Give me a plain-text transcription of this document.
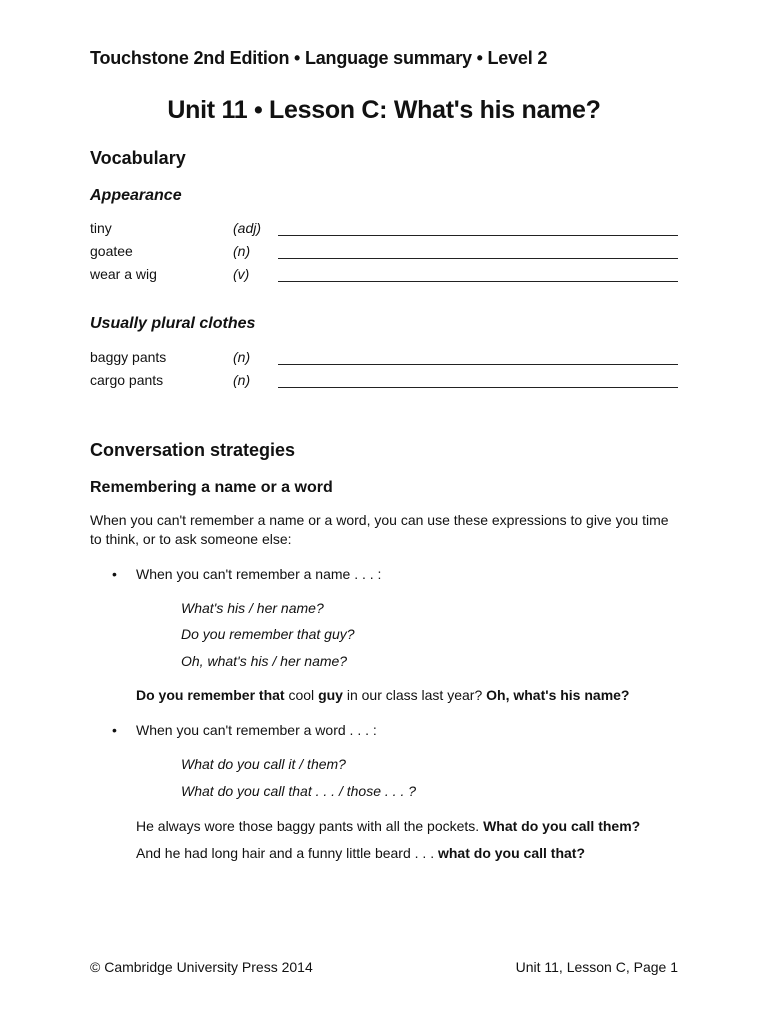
Touchstone 2nd Edition • Language summary • Level 2
Unit 11 • Lesson C: What's his name?
Vocabulary
Appearance
tiny	(adj)
goatee	(n)
wear a wig	(v)
Usually plural clothes
baggy pants	(n)
cargo pants	(n)
Conversation strategies
Remembering a name or a word
When you can't remember a name or a word, you can use these expressions to give you time to think, or to ask someone else:
• When you can't remember a name . . . :
What's his / her name?
Do you remember that guy?
Oh, what's his / her name?
Do you remember that cool guy in our class last year? Oh, what's his name?
• When you can't remember a word . . . :
What do you call it / them?
What do you call that . . . / those . . . ?
He always wore those baggy pants with all the pockets. What do you call them?
And he had long hair and a funny little beard . . . what do you call that?
© Cambridge University Press 2014	Unit 11, Lesson C, Page 1
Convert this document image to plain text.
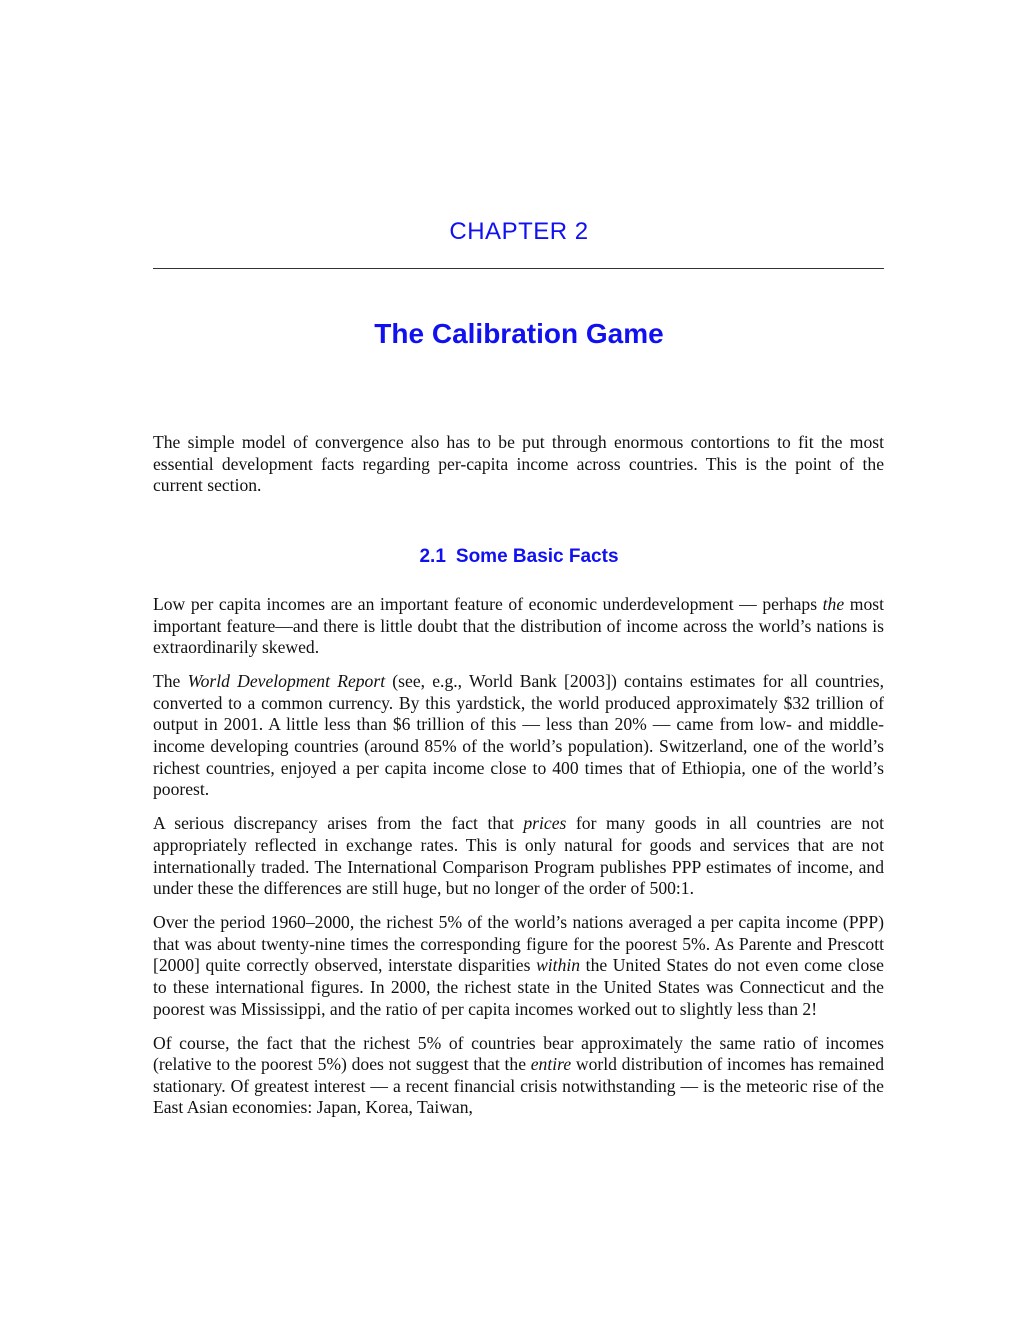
CHAPTER 2
The Calibration Game

The simple model of convergence also has to be put through enormous contortions to fit the most essential development facts regarding per-capita income across countries. This is the point of the current section.

2.1 Some Basic Facts

Low per capita incomes are an important feature of economic underdevelopment — perhaps the most important feature—and there is little doubt that the distribution of income across the world’s nations is extraordinarily skewed.

The World Development Report (see, e.g., World Bank [2003]) contains estimates for all countries, converted to a common currency. By this yardstick, the world produced approximately $32 trillion of output in 2001. A little less than $6 trillion of this — less than 20% — came from low- and middle-income developing countries (around 85% of the world’s population). Switzerland, one of the world’s richest countries, enjoyed a per capita income close to 400 times that of Ethiopia, one of the world’s poorest.

A serious discrepancy arises from the fact that prices for many goods in all countries are not appropriately reflected in exchange rates. This is only natural for goods and services that are not internationally traded. The International Comparison Program publishes PPP estimates of income, and under these the differences are still huge, but no longer of the order of 500:1.

Over the period 1960–2000, the richest 5% of the world’s nations averaged a per capita income (PPP) that was about twenty-nine times the corresponding figure for the poorest 5%. As Parente and Prescott [2000] quite correctly observed, interstate disparities within the United States do not even come close to these international figures. In 2000, the richest state in the United States was Connecticut and the poorest was Mississippi, and the ratio of per capita incomes worked out to slightly less than 2!

Of course, the fact that the richest 5% of countries bear approximately the same ratio of incomes (relative to the poorest 5%) does not suggest that the entire world distribution of incomes has remained stationary. Of greatest interest — a recent financial crisis notwithstanding — is the meteoric rise of the East Asian economies: Japan, Korea, Taiwan,
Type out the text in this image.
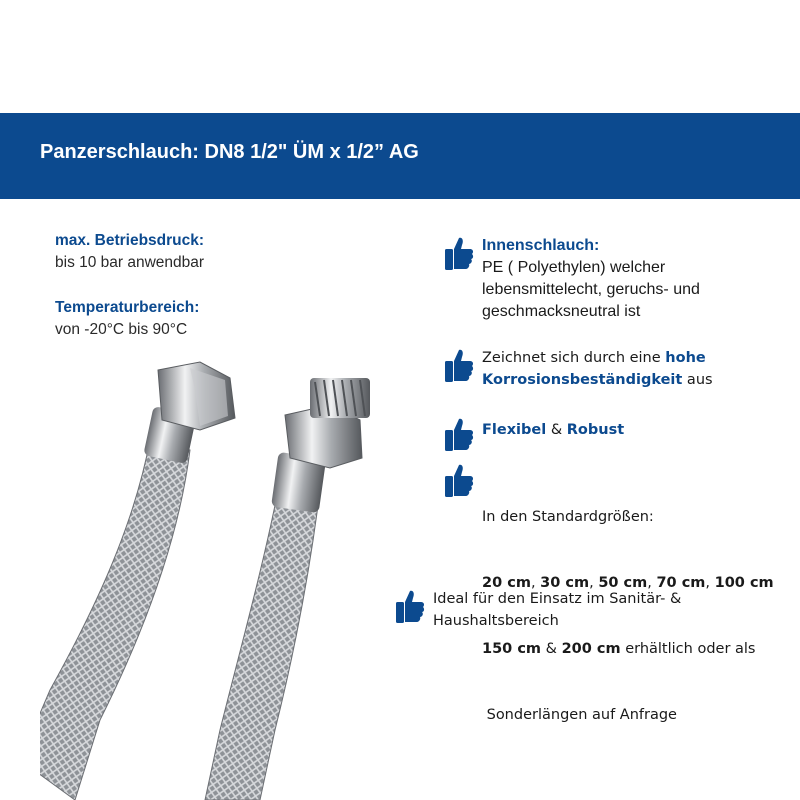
Panzerschlauch: DN8 1/2" ÜM x 1/2” AG
max. Betriebsdruck:
bis 10 bar anwendbar
Temperaturbereich:
von -20°C bis 90°C
Innenschlauch:
PE ( Polyethylen) welcher
lebensmittelecht, geruchs- und
geschmacksneutral ist
Zeichnet sich durch eine hohe
Korrosionsbeständigkeit aus
Flexibel & Robust

In den Standardgrößen:

20 cm, 30 cm, 50 cm, 70 cm, 100 cm

150 cm & 200 cm erhältlich oder als

Sonderlängen auf Anfrage

Ideal für den Einsatz im Sanitär- &
Haushaltsbereich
****************************************
PROBLEM DETAILS ▸ Scan the listing above and identify each line holding the string "richest"; copy every such line.

RESPONSE FOR THIS EXERCISE ▸
The World Development Report (see, e.g., World Bank [2003]) contains estimates for all countries, converted to a common currency. By this yardstick, the world produced approximately $32 trillion of output in 2001. A little less than $6 trillion of this — less than 20% — came from low- and middle-income developing countries (around 85% of the world’s population). Switzerland, one of the world’s richest countries, enjoyed a per capita income close to 400 times that of Ethiopia, one of the world’s poorest.
Over the period 1960–2000, the richest 5% of the world’s nations averaged a per capita income (PPP) that was about twenty-nine times the corresponding figure for the poorest 5%. As Parente and Prescott [2000] quite correctly observed, interstate disparities within the United States do not even come close to these international figures. In 2000, the richest state in the United States was Connecticut and the poorest was Mississippi, and the ratio of per capita incomes worked out to slightly less than 2!
Of course, the fact that the richest 5% of countries bear approximately the same ratio of incomes (relative to the poorest 5%) does not suggest that the entire world distribution of incomes has remained stationary. Of greatest interest — a recent financial crisis notwithstanding — is the meteoric rise of the East Asian economies: Japan, Korea, Taiwan,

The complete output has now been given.